Tally the lines of the listing that contain the word "know", then give the total and nothing else.

-- BEGIN Input --

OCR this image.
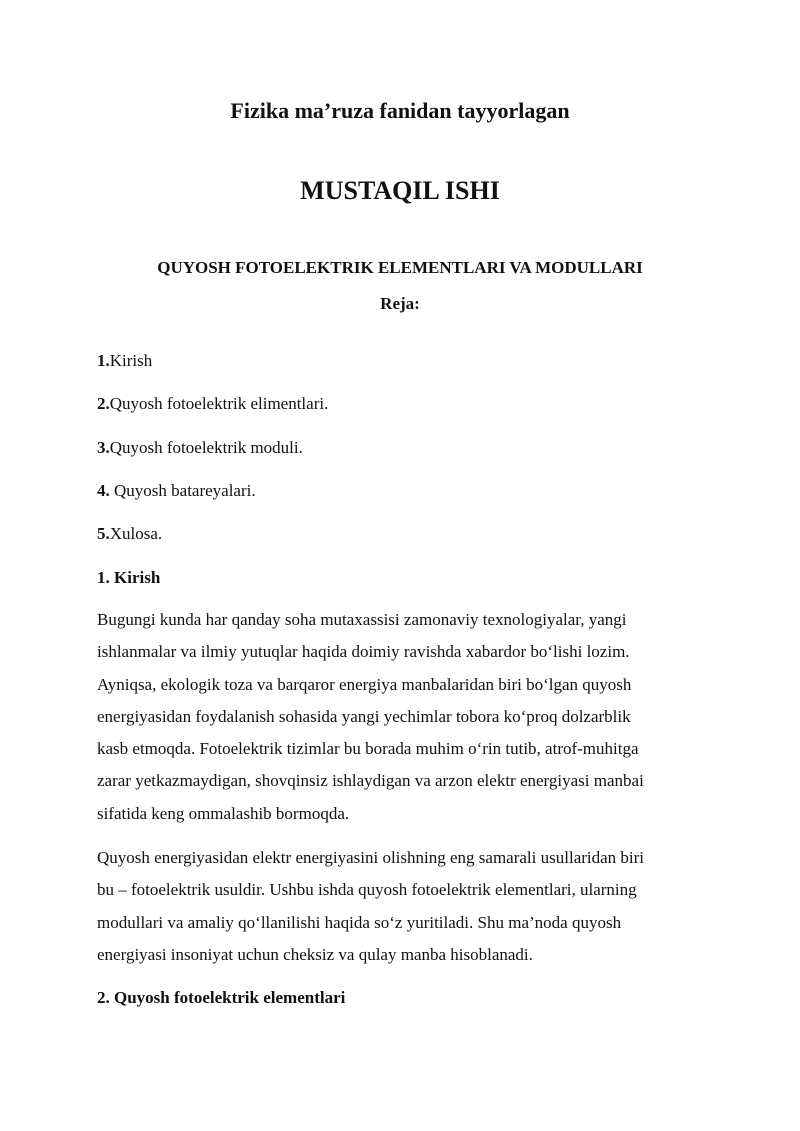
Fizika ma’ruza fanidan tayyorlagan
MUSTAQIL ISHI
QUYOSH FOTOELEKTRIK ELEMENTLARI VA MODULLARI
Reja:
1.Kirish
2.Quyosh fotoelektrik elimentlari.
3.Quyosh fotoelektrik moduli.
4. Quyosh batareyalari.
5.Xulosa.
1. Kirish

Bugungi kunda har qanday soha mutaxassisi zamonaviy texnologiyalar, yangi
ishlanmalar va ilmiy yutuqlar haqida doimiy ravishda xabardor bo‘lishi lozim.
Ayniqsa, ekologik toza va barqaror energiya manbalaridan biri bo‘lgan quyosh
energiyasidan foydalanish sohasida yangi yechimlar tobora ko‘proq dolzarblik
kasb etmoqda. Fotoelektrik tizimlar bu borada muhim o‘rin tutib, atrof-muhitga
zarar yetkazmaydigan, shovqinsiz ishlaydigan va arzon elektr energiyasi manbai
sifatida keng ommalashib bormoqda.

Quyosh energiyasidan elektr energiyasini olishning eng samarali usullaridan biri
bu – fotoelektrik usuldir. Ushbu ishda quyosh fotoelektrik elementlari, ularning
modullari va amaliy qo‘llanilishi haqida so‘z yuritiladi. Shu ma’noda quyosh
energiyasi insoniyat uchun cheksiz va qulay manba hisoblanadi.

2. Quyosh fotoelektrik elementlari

-- END Input --
-- BEGIN Input --

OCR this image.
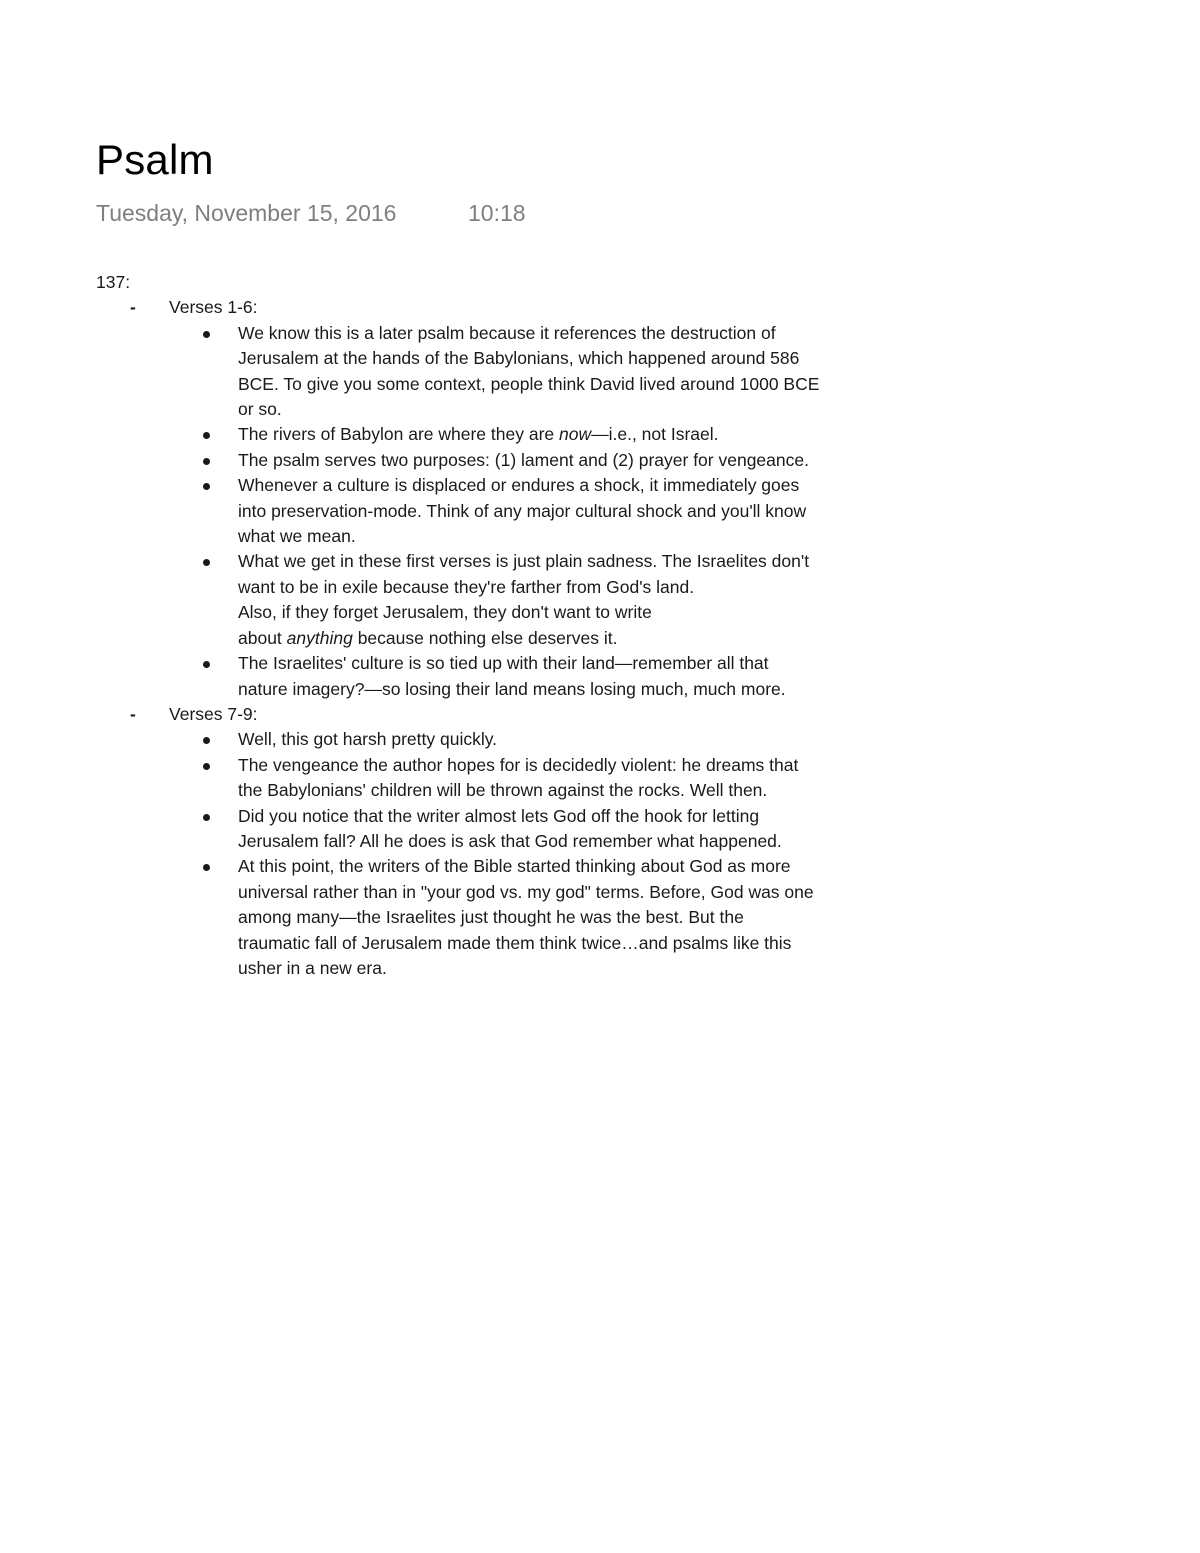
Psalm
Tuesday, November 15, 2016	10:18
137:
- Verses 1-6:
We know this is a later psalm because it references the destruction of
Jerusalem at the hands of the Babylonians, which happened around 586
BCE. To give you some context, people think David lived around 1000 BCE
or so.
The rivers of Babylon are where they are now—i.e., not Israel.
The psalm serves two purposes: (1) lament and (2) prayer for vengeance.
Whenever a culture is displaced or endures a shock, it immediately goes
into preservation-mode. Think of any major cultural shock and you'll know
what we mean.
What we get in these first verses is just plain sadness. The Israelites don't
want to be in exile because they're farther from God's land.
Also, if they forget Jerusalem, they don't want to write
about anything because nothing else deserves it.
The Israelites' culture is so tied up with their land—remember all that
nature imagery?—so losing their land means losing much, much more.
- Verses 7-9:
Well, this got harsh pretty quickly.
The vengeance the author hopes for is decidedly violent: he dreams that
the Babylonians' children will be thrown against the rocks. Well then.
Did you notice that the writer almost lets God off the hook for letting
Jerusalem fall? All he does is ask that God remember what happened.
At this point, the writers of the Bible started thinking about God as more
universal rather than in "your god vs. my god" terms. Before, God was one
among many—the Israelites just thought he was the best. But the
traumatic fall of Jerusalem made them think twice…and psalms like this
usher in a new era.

-- END Input --

Exercise response.
2